---------- Source text ----------
As we settle into the second month of the new year, the Lunar New Year celebrations have come to an end. With 2023 being the year of the rabbit, many people go into the new year not knowing what this signifies and the culture behind this Chinese holiday.

Similar to Christmas for the U.S., the Chinese, or if you’re celebrating outside of China, Lunar New Year is a 16-day celebration that is spread across two main events: the Spring Festival and the Lantern Festival. The Spring Festival spans from Jan. 22 through Feb. 1, and preparation for the Lantern Festival starts on Feb. 2 and goes until the day of the festival, Feb. 5. 

The festival features many key points, some of the main features of this time being the color red, the animal of that year, fireworks, and dumplings. All of these have a deep history behind them and have been used for centuries to celebrate the holiday. 

Each year also represents a different zodiac animal on the Chinese lunar calendar, with 12 animals representing 12 years. After 12 years is over, the cycle restarts and continues again for another 12 years, and so on and so forth. People born in years of certain zodiac animals also are associated with certain traits or characteristics. From 2020 until 2031 when the rotation restarts, here are the zodiac animals in order by year and the characteristics frequently associated with them.
---------- Provided records ----------
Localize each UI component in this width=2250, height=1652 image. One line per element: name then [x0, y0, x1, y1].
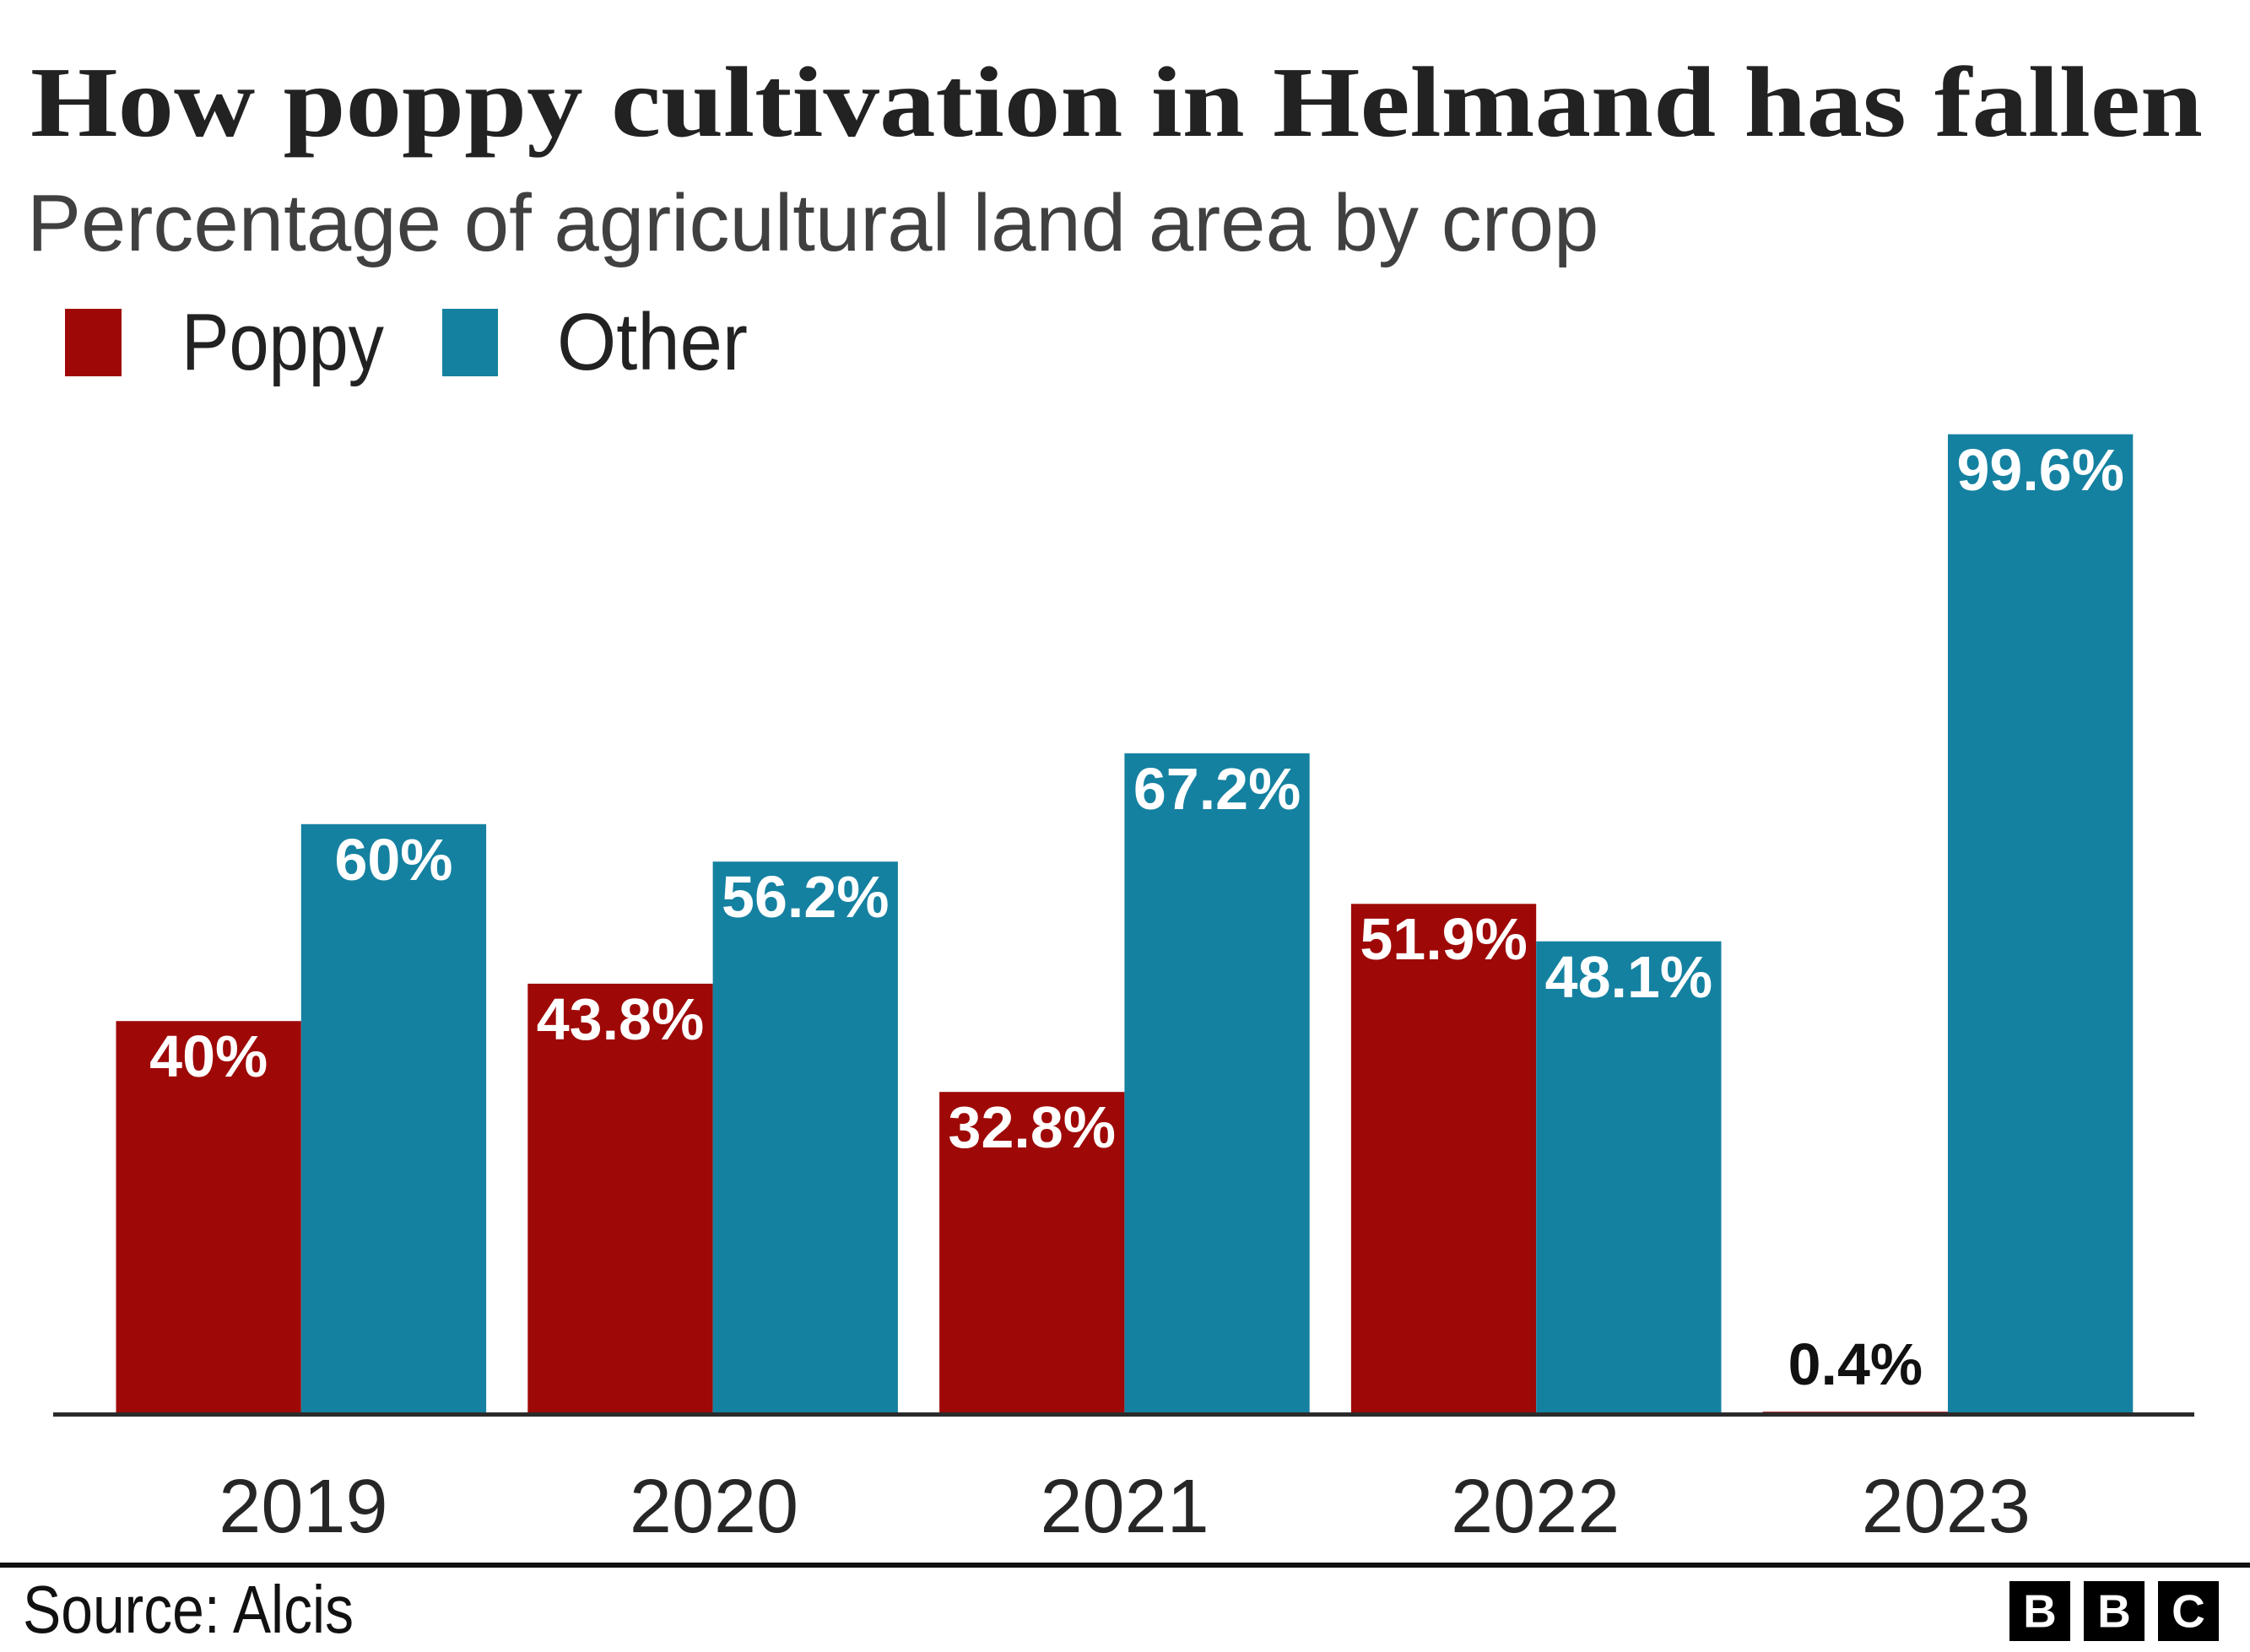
svg-text:67.2%: 67.2% — [1133, 756, 1301, 822]
svg-text:32.8%: 32.8% — [949, 1094, 1116, 1160]
svg-text:How poppy cultivation in Helma: How poppy cultivation in Helmand has fal… — [30, 46, 2203, 158]
svg-text:Percentage of agricultural lan: Percentage of agricultural land area by … — [27, 178, 1598, 268]
svg-text:C: C — [2172, 1585, 2205, 1637]
svg-text:B: B — [2097, 1585, 2131, 1637]
svg-text:0.4%: 0.4% — [1788, 1331, 1923, 1397]
svg-text:51.9%: 51.9% — [1360, 906, 1527, 972]
svg-text:B: B — [2023, 1585, 2057, 1637]
svg-text:Source: Alcis: Source: Alcis — [23, 1572, 354, 1647]
svg-text:56.2%: 56.2% — [722, 864, 889, 930]
svg-text:99.6%: 99.6% — [1956, 437, 2123, 503]
svg-text:43.8%: 43.8% — [537, 986, 704, 1052]
svg-text:2022: 2022 — [1451, 1465, 1620, 1549]
svg-text:48.1%: 48.1% — [1545, 944, 1712, 1010]
svg-text:2020: 2020 — [630, 1465, 798, 1549]
svg-text:2023: 2023 — [1862, 1465, 2031, 1549]
svg-text:Other: Other — [557, 297, 748, 387]
svg-text:Poppy: Poppy — [181, 297, 384, 387]
svg-text:60%: 60% — [334, 827, 452, 893]
svg-text:2021: 2021 — [1040, 1465, 1209, 1549]
svg-text:40%: 40% — [149, 1023, 268, 1089]
svg-text:2019: 2019 — [219, 1465, 387, 1549]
----------
_Work to complete_
1. Please output the part of the Lunar New Year text that begins at the words "Similar to Christmas" and stops after the words "celebrate the holiday.", copied word for word.
2. Name every main feature of the festival that the Lunar New Year text lists.
Answer from the Lunar New Year text alone, not from the entries.

_Exercise answers_
1.
Similar to Christmas for the U.S., the Chinese, or if you’re celebrating outside of China, Lunar New Year is a 16-day celebration that is spread across two main events: the Spring Festival and the Lantern Festival. The Spring Festival spans from Jan. 22 through Feb. 1, and preparation for the Lantern Festival starts on Feb. 2 and goes until the day of the festival, Feb. 5. 

The festival features many key points, some of the main features of this time being the color red, the animal of that year, fireworks, and dumplings. All of these have a deep history behind them and have been used for centuries to celebrate the holiday.

2.
- The color red
- The animal of that year
- Fireworks
- Dumplings